**WHAT YOU HAVE TO DO**.
Below are the records. Gather each line that holds "grid".

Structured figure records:
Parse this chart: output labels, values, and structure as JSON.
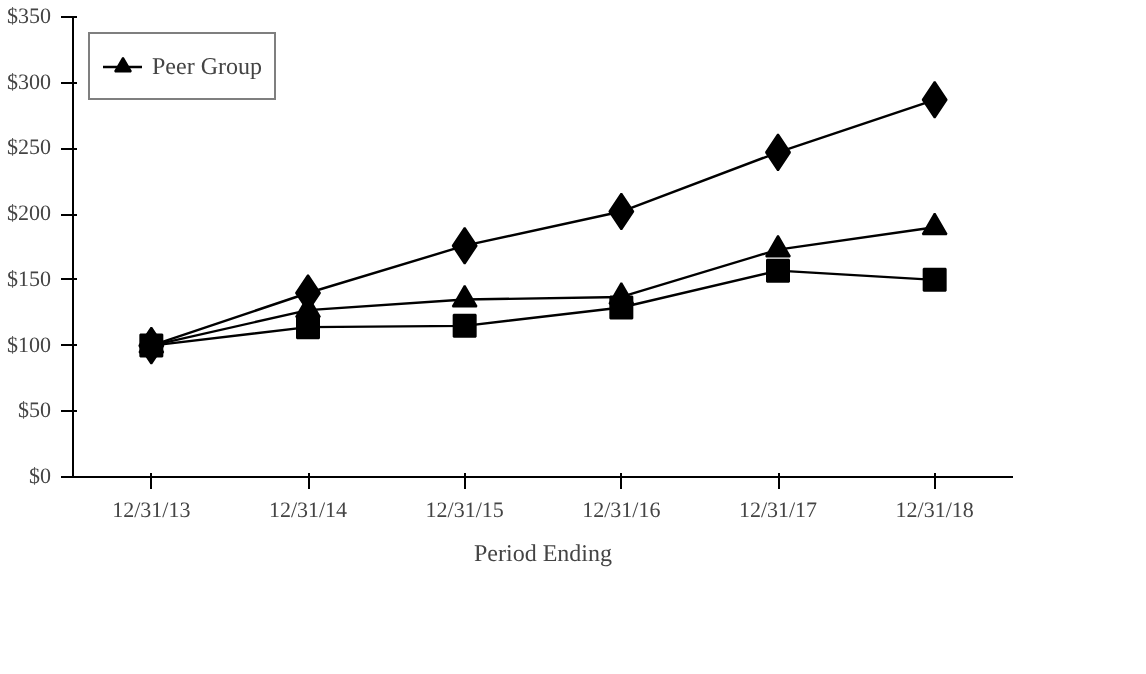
{
  "chart_data": {
    "type": "line",
    "xlabel": "Period Ending",
    "categories": [
      "12/31/13",
      "12/31/14",
      "12/31/15",
      "12/31/16",
      "12/31/17",
      "12/31/18"
    ],
    "ylim": [
      0,
      350
    ],
    "yticks": [
      {
        "value": 0,
        "label": "$0"
      },
      {
        "value": 50,
        "label": "$50"
      },
      {
        "value": 100,
        "label": "$100"
      },
      {
        "value": 150,
        "label": "$150"
      },
      {
        "value": 200,
        "label": "$200"
      },
      {
        "value": 250,
        "label": "$250"
      },
      {
        "value": 300,
        "label": "$300"
      },
      {
        "value": 350,
        "label": "$350"
      }
    ],
    "grid": false,
    "legend": "top left",
    "line_style": "solid",
    "series": [
      {
        "color": "#000000",
        "marker": "diamond",
        "values": [
          100,
          140,
          176,
          202,
          247,
          287
        ]
      },
      {
        "color": "#000000",
        "marker": "square",
        "values": [
          100,
          114,
          115,
          129,
          157,
          150
        ]
      },
      {
        "name": "Peer Group",
        "color": "#000000",
        "marker": "triangle",
        "values": [
          100,
          127,
          135,
          137,
          173,
          190
        ]
      }
    ]
  }
}
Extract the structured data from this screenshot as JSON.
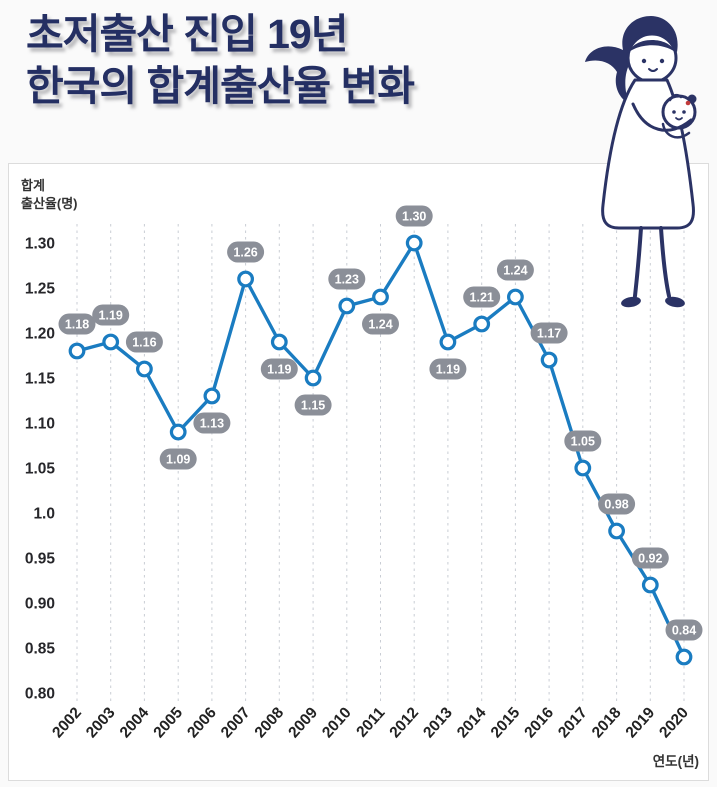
{
  "title": {
    "line1": "초저출산 진입 19년",
    "line2": "한국의 합계출산율 변화"
  },
  "decor": {
    "illustration": "mother-holding-baby-illustration"
  },
  "chart_data": {
    "type": "line",
    "title": "한국의 합계출산율 변화",
    "x": [
      "2002",
      "2003",
      "2004",
      "2005",
      "2006",
      "2007",
      "2008",
      "2009",
      "2010",
      "2011",
      "2012",
      "2013",
      "2014",
      "2015",
      "2016",
      "2017",
      "2018",
      "2019",
      "2020"
    ],
    "values": [
      1.18,
      1.19,
      1.16,
      1.09,
      1.13,
      1.26,
      1.19,
      1.15,
      1.23,
      1.24,
      1.3,
      1.19,
      1.21,
      1.24,
      1.17,
      1.05,
      0.98,
      0.92,
      0.84
    ],
    "point_labels": [
      "1.18",
      "1.19",
      "1.16",
      "1.09",
      "1.13",
      "1.26",
      "1.19",
      "1.15",
      "1.23",
      "1.24",
      "1.30",
      "1.19",
      "1.21",
      "1.24",
      "1.17",
      "1.05",
      "0.98",
      "0.92",
      "0.84"
    ],
    "label_side": [
      "above",
      "above",
      "above",
      "below",
      "below",
      "above",
      "below",
      "below",
      "above",
      "below",
      "above",
      "below",
      "above",
      "above",
      "above",
      "above",
      "above",
      "above",
      "above"
    ],
    "ylabel_lines": [
      "합계",
      "출산율(명)"
    ],
    "xlabel": "연도(년)",
    "y_ticks": [
      "1.30",
      "1.25",
      "1.20",
      "1.15",
      "1.10",
      "1.05",
      "1.0",
      "0.95",
      "0.90",
      "0.85",
      "0.80"
    ],
    "y_tick_values": [
      1.3,
      1.25,
      1.2,
      1.15,
      1.1,
      1.05,
      1.0,
      0.95,
      0.9,
      0.85,
      0.8
    ],
    "ylim": [
      0.8,
      1.3
    ],
    "grid": "vertical-dashed",
    "legend": "none",
    "colors": {
      "line": "#1a7cc1",
      "marker_fill": "#ffffff",
      "badge": "#8b8f98",
      "badge_text": "#ffffff",
      "title": "#242f63",
      "grid": "#c9cdd4",
      "tick_text": "#26262a"
    }
  }
}
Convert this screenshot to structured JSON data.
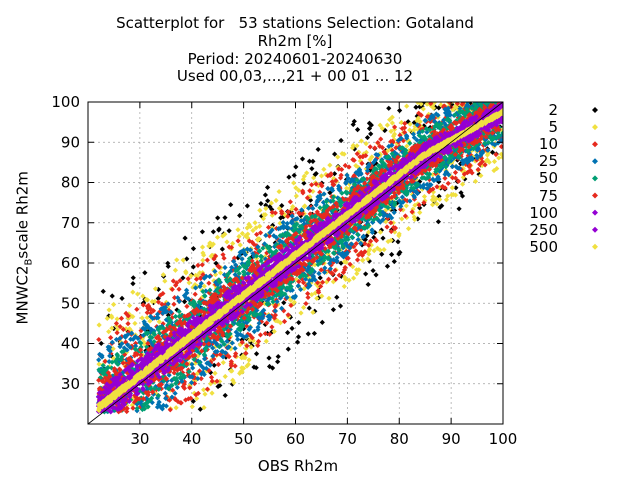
{
  "chart_data": {
    "type": "scatter",
    "title_lines": [
      "Scatterplot for   53 stations Selection: Gotaland",
      "Rh2m [%]",
      "Period: 20240601-20240630",
      "Used 00,03,...,21 + 00 01 ... 12"
    ],
    "xlabel": "OBS Rh2m",
    "ylabel_main": "MNWC2",
    "ylabel_sub": "B",
    "ylabel_tail": "scale Rh2m",
    "xlim": [
      20,
      100
    ],
    "ylim": [
      20,
      100
    ],
    "xticks": [
      30,
      40,
      50,
      60,
      70,
      80,
      90,
      100
    ],
    "yticks": [
      30,
      40,
      50,
      60,
      70,
      80,
      90,
      100
    ],
    "grid": true,
    "legend_placement": "right",
    "density_bands": [
      {
        "name": "2",
        "color": "#000000",
        "width": 31
      },
      {
        "name": "5",
        "color": "#f0e040",
        "width": 24
      },
      {
        "name": "10",
        "color": "#e62a1e",
        "width": 19
      },
      {
        "name": "25",
        "color": "#0072b2",
        "width": 14
      },
      {
        "name": "50",
        "color": "#009e73",
        "width": 10
      },
      {
        "name": "75",
        "color": "#e62a1e",
        "width": 7
      },
      {
        "name": "100",
        "color": "#9400d3",
        "width": 4.6
      },
      {
        "name": "250",
        "color": "#9400d3",
        "width": 2.2
      },
      {
        "name": "500",
        "color": "#f0e040",
        "width": 0.8
      }
    ]
  }
}
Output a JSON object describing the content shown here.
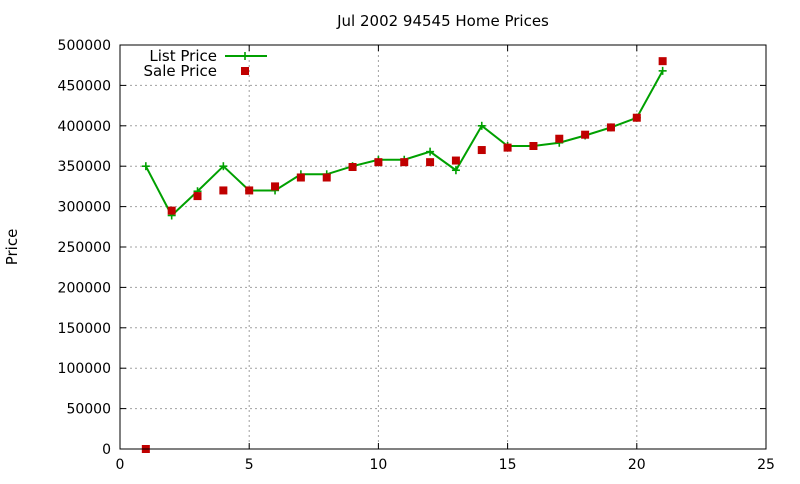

**SOLVED EXERCISE**.
    "grid": false,
    "grid": "vertical-dashed",
      "grid": "#c9cdd4",
    "grid": true,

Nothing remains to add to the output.